------ LES ENREGISTREMENTS

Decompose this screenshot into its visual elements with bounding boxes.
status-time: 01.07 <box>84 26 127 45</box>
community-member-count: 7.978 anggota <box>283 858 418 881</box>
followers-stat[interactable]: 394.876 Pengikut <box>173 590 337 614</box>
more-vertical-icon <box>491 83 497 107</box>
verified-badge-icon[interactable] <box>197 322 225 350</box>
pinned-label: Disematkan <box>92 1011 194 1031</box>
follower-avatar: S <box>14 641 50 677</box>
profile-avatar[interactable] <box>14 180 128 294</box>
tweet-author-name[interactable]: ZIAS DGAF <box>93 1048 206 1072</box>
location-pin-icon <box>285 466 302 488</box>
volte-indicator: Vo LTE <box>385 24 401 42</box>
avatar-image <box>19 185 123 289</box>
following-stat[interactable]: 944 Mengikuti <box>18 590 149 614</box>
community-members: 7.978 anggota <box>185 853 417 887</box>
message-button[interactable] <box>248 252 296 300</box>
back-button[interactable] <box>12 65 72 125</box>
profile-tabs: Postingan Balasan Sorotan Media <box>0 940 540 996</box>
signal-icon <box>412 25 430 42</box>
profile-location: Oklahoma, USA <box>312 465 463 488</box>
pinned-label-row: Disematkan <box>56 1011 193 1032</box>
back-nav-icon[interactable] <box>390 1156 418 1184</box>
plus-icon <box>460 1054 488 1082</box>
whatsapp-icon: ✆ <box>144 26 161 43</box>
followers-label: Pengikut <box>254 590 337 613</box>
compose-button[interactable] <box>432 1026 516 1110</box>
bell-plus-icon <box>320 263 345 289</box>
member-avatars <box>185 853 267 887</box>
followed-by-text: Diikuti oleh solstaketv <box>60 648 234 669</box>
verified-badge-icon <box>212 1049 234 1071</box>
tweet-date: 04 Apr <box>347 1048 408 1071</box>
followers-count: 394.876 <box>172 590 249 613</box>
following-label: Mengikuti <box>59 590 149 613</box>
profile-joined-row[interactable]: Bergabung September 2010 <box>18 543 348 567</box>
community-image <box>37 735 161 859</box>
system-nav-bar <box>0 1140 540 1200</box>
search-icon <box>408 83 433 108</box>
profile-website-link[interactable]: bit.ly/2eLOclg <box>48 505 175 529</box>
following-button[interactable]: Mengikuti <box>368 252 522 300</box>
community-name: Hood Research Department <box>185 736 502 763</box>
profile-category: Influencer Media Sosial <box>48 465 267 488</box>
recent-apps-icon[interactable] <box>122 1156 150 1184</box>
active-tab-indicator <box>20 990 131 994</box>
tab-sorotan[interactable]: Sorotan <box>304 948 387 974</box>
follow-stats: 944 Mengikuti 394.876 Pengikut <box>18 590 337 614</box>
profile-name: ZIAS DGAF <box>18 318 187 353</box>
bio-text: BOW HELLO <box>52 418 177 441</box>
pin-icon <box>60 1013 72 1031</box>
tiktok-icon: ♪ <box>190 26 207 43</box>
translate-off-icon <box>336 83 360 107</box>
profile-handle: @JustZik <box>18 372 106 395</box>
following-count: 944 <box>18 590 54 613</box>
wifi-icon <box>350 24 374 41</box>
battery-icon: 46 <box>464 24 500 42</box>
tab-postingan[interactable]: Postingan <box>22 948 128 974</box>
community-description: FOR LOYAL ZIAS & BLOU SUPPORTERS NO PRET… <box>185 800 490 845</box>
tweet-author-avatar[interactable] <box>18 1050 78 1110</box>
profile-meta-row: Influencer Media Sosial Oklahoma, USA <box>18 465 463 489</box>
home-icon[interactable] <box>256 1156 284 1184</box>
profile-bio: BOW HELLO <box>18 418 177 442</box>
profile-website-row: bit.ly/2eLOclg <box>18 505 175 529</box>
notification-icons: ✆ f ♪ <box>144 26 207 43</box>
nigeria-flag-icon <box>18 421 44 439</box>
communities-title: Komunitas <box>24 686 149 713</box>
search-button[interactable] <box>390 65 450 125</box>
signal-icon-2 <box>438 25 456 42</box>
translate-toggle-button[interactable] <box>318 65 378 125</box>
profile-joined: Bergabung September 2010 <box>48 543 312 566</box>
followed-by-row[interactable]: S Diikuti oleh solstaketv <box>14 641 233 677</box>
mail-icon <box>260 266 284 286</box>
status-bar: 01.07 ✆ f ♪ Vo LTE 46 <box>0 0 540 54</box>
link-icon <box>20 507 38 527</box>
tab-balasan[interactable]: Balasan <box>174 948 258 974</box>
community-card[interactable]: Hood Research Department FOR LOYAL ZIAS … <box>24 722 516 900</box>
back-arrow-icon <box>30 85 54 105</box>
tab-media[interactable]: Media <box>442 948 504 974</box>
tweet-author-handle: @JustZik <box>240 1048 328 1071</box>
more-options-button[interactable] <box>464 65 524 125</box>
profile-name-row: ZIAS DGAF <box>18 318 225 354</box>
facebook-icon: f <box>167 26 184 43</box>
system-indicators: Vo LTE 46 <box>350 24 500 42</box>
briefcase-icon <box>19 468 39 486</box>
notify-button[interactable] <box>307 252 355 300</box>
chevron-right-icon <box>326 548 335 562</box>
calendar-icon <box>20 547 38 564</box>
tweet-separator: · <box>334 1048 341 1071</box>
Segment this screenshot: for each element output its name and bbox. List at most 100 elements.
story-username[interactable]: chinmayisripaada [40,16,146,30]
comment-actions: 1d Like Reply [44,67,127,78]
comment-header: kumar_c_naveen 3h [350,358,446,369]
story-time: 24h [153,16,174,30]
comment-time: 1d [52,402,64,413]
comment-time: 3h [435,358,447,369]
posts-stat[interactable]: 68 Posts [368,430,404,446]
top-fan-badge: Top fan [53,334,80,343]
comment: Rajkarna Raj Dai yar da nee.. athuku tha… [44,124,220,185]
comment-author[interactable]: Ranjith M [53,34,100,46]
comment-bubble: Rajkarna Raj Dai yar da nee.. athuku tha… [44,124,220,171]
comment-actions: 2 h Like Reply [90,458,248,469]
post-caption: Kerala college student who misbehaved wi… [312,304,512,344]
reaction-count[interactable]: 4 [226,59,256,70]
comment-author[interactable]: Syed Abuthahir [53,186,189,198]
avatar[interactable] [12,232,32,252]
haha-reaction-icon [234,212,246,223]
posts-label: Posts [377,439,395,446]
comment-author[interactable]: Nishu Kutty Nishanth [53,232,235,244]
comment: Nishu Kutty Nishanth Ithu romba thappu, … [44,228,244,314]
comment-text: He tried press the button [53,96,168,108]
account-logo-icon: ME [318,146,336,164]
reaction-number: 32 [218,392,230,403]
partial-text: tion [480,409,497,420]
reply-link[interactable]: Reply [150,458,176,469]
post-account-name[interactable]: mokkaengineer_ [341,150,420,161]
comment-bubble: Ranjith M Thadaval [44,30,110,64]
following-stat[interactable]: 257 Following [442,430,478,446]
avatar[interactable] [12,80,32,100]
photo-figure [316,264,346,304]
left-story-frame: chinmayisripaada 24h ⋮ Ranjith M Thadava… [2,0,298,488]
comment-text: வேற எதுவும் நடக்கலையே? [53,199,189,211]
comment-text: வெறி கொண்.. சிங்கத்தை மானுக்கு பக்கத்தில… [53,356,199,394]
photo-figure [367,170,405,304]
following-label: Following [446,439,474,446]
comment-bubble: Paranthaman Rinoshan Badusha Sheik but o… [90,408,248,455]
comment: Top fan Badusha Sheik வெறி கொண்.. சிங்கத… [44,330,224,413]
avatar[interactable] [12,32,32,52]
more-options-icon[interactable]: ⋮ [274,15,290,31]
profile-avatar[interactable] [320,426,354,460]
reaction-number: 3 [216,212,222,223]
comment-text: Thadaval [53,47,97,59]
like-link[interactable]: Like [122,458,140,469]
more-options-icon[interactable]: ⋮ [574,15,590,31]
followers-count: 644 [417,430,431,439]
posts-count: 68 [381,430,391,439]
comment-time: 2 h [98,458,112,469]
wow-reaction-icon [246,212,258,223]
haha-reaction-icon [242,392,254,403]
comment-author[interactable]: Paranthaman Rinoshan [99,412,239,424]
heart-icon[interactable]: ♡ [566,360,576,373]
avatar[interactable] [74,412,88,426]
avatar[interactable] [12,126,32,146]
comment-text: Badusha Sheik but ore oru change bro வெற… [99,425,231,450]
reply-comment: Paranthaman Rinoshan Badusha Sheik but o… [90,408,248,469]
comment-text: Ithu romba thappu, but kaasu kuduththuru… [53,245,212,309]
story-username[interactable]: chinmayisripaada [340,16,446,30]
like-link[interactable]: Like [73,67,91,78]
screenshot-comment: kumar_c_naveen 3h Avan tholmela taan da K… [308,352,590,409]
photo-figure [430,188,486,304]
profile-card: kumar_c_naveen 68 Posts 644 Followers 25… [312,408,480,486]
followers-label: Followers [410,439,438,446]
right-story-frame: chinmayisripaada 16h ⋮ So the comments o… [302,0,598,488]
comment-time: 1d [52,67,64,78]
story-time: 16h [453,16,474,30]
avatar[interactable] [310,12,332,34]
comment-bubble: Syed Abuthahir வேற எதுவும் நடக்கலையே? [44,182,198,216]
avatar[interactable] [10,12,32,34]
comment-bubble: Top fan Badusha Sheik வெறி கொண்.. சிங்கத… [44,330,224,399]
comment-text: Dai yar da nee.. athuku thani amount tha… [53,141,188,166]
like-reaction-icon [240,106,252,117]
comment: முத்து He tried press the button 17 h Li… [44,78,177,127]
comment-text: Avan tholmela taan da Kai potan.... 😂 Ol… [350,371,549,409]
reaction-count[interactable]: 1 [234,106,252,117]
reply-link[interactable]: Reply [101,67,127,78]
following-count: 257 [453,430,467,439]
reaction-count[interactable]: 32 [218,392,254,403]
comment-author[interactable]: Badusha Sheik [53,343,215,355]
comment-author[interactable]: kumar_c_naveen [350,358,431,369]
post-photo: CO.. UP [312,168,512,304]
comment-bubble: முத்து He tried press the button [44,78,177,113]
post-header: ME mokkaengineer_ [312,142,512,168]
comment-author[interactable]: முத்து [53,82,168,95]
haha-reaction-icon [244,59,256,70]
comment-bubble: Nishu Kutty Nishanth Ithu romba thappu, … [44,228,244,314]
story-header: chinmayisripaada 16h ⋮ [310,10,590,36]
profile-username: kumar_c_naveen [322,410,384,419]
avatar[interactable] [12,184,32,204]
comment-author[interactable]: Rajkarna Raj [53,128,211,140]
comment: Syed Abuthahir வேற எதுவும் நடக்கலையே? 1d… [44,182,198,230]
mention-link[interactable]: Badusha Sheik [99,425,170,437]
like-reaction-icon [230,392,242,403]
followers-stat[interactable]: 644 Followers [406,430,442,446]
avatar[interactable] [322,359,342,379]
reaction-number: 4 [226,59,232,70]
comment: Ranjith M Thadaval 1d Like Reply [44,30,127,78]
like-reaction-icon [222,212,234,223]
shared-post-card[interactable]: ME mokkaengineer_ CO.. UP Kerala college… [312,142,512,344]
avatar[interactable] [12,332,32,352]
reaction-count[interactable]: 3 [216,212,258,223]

------------

Reprenez en liste numérotée les lignes des enregistrements ci-dessus, depuis la toute première jusqu'à celle qui contient « profile-location: Oklahoma, USA », incluse. Laissez de côté les lignes vides.

1. Decompose this screenshot into its visual elements with bounding boxes.
2. status-time: 01.07 <box>84 26 127 45</box>
3. community-member-count: 7.978 anggota <box>283 858 418 881</box>
4. followers-stat[interactable]: 394.876 Pengikut <box>173 590 337 614</box>
5. more-vertical-icon <box>491 83 497 107</box>
6. verified-badge-icon[interactable] <box>197 322 225 350</box>
7. pinned-label: Disematkan <box>92 1011 194 1031</box>
8. follower-avatar: S <box>14 641 50 677</box>
9. profile-avatar[interactable] <box>14 180 128 294</box>
10. tweet-author-name[interactable]: ZIAS DGAF <box>93 1048 206 1072</box>
11. location-pin-icon <box>285 466 302 488</box>
12. volte-indicator: Vo LTE <box>385 24 401 42</box>
13. avatar-image <box>19 185 123 289</box>
14. following-stat[interactable]: 944 Mengikuti <box>18 590 149 614</box>
15. community-members: 7.978 anggota <box>185 853 417 887</box>
16. message-button[interactable] <box>248 252 296 300</box>
17. back-button[interactable] <box>12 65 72 125</box>
18. profile-tabs: Postingan Balasan Sorotan Media <box>0 940 540 996</box>
19. signal-icon <box>412 25 430 42</box>
20. profile-location: Oklahoma, USA <box>312 465 463 488</box>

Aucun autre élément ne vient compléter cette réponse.